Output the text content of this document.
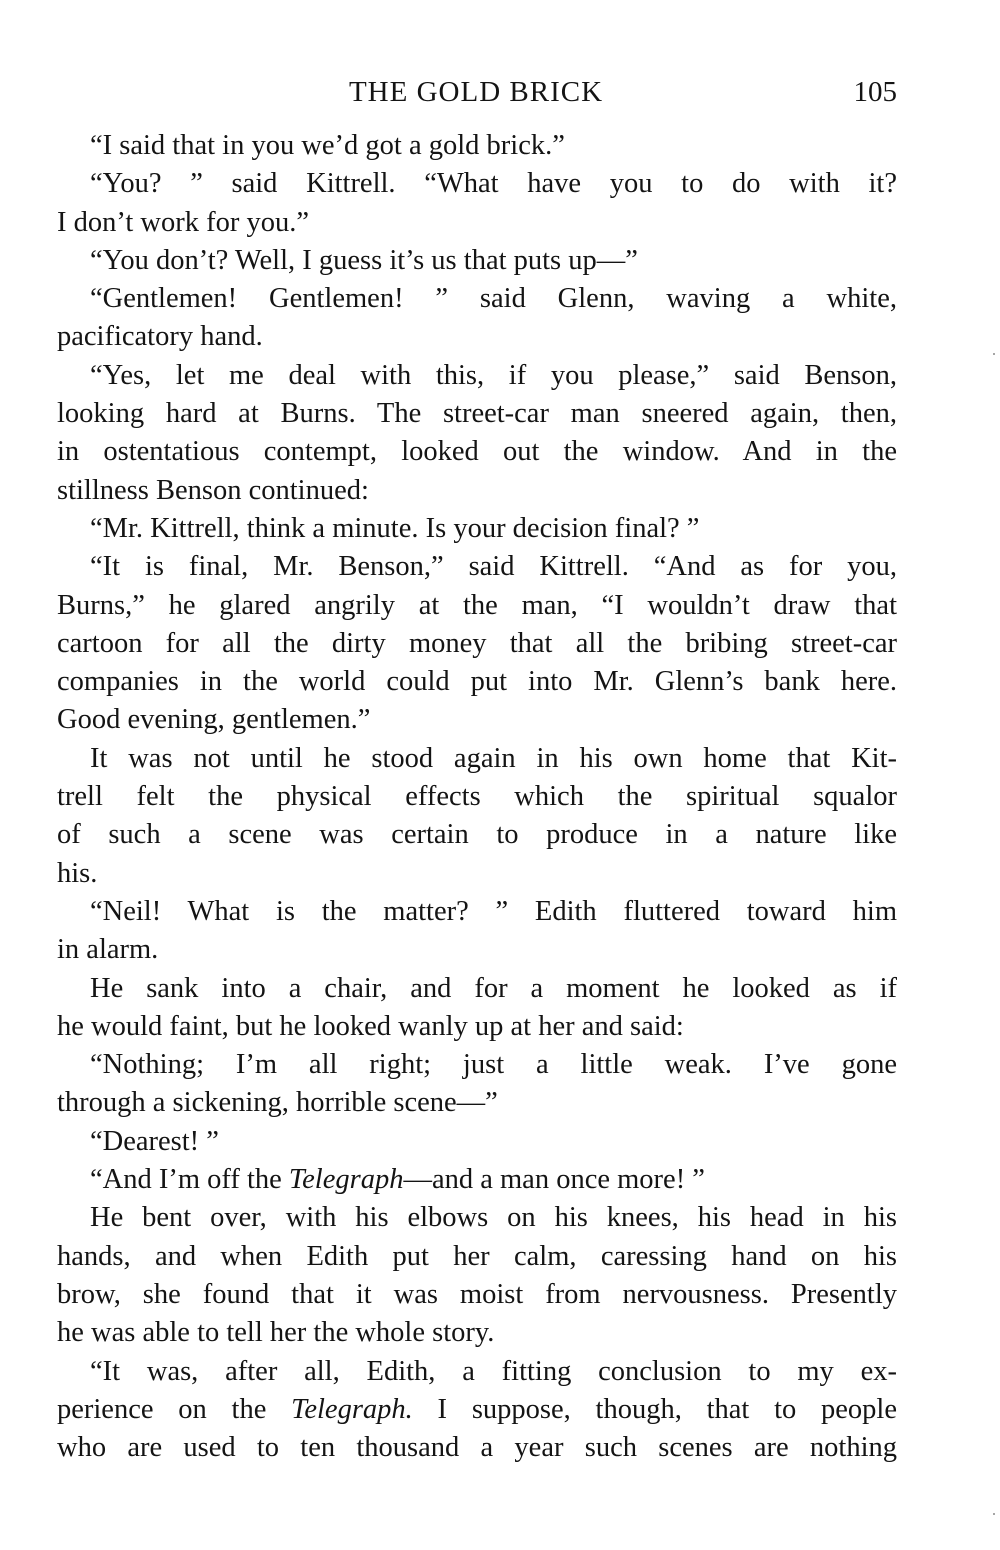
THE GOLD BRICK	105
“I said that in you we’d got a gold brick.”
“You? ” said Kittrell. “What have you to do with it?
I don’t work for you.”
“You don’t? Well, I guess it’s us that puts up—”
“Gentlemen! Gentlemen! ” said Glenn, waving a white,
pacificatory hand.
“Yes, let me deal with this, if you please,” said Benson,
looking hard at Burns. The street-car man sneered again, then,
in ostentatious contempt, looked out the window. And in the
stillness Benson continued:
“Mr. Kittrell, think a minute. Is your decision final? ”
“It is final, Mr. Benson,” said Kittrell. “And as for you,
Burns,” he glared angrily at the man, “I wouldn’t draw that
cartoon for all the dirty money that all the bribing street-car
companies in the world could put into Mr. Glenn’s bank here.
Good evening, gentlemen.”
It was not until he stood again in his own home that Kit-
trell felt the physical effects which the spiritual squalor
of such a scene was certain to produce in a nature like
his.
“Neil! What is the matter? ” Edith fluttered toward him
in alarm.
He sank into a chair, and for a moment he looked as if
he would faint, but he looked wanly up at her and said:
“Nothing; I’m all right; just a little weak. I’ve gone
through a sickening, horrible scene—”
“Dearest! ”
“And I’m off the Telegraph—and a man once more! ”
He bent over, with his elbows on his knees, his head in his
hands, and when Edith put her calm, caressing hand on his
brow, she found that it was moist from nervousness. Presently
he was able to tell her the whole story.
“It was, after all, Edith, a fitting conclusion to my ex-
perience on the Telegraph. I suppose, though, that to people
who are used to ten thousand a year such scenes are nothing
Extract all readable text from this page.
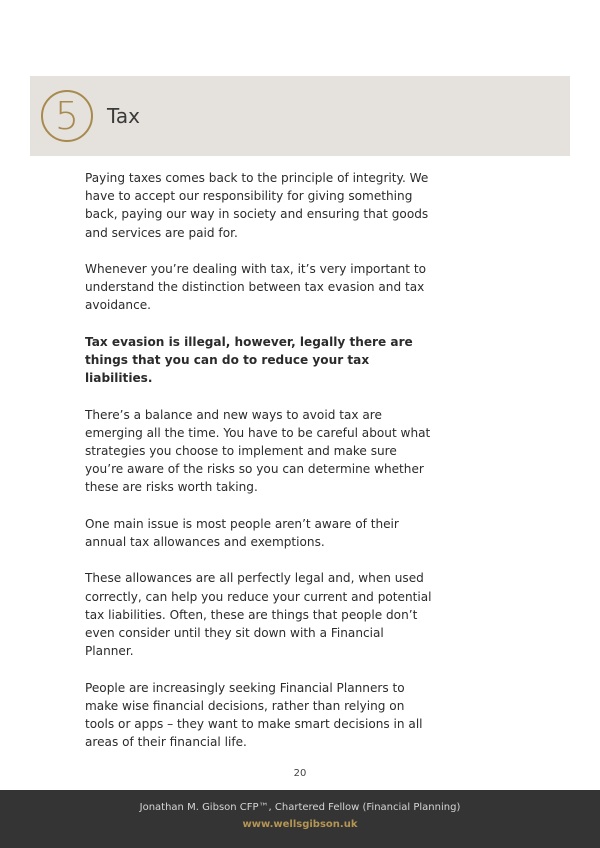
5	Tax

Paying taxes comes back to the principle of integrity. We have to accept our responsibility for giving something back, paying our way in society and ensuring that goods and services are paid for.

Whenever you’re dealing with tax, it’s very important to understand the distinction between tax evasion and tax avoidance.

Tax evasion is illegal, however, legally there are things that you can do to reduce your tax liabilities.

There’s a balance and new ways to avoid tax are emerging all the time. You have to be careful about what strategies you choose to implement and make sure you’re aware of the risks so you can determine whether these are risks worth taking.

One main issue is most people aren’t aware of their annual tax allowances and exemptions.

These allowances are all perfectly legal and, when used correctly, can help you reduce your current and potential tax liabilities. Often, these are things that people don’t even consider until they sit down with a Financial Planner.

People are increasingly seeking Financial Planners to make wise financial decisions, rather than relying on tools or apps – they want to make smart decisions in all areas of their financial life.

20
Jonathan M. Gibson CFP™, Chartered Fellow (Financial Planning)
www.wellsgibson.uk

* * *

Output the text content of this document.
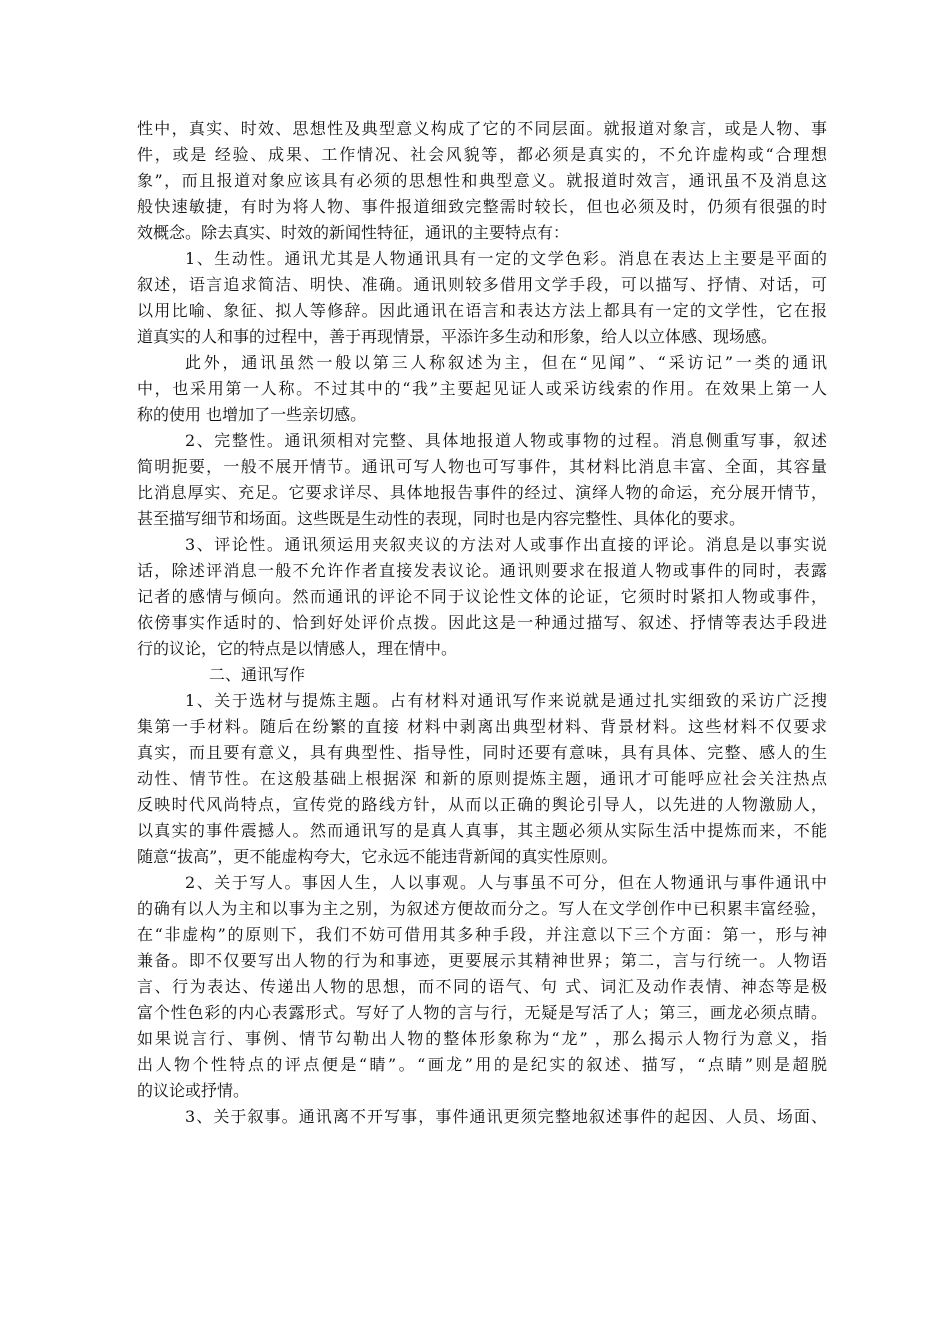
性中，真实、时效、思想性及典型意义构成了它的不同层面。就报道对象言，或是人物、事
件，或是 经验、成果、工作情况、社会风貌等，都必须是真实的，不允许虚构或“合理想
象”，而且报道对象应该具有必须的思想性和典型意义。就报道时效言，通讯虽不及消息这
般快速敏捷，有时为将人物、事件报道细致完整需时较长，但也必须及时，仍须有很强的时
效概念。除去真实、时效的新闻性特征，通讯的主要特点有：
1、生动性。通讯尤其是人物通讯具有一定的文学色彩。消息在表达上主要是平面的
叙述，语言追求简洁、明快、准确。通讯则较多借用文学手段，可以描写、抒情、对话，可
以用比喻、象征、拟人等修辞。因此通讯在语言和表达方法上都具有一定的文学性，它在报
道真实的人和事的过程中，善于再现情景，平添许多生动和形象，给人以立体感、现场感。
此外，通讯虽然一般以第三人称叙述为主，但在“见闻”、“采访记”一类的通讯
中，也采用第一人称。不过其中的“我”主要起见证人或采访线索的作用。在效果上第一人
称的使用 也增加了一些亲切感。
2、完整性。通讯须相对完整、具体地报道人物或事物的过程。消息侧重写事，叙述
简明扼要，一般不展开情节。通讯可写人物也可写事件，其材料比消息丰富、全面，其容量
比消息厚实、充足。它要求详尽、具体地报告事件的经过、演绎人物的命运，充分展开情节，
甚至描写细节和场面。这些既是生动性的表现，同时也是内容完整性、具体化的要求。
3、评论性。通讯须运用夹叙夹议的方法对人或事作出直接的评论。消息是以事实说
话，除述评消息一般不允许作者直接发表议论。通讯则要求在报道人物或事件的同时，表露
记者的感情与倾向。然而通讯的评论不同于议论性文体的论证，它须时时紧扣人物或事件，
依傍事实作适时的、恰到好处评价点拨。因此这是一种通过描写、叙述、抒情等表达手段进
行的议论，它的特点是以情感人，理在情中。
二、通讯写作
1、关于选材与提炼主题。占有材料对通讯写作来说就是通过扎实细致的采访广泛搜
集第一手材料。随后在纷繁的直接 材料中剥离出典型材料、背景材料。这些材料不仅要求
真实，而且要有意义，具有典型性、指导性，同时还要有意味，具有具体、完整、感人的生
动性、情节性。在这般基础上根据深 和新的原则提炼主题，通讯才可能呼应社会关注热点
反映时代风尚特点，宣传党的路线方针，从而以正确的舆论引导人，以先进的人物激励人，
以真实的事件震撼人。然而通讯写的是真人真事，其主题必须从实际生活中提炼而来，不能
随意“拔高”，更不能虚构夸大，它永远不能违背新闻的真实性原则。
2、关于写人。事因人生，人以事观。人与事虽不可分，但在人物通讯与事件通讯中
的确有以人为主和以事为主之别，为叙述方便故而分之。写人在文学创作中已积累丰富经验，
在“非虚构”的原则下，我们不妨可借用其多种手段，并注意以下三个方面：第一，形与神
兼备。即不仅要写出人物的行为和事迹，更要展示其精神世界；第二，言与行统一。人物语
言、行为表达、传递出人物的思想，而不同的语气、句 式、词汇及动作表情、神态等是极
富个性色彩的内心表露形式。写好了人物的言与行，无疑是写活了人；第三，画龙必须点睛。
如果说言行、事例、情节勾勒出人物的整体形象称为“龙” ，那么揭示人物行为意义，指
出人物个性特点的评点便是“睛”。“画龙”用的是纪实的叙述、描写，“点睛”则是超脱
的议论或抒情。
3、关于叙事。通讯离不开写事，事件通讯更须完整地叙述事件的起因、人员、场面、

§ TASK OBJECTIVE
Copy the lines from the entries above in which the word "Telegraph" appears.

§ REPLY
“And I’m off the Telegraph—and a man once more! ”
perience on the Telegraph. I suppose, though, that to people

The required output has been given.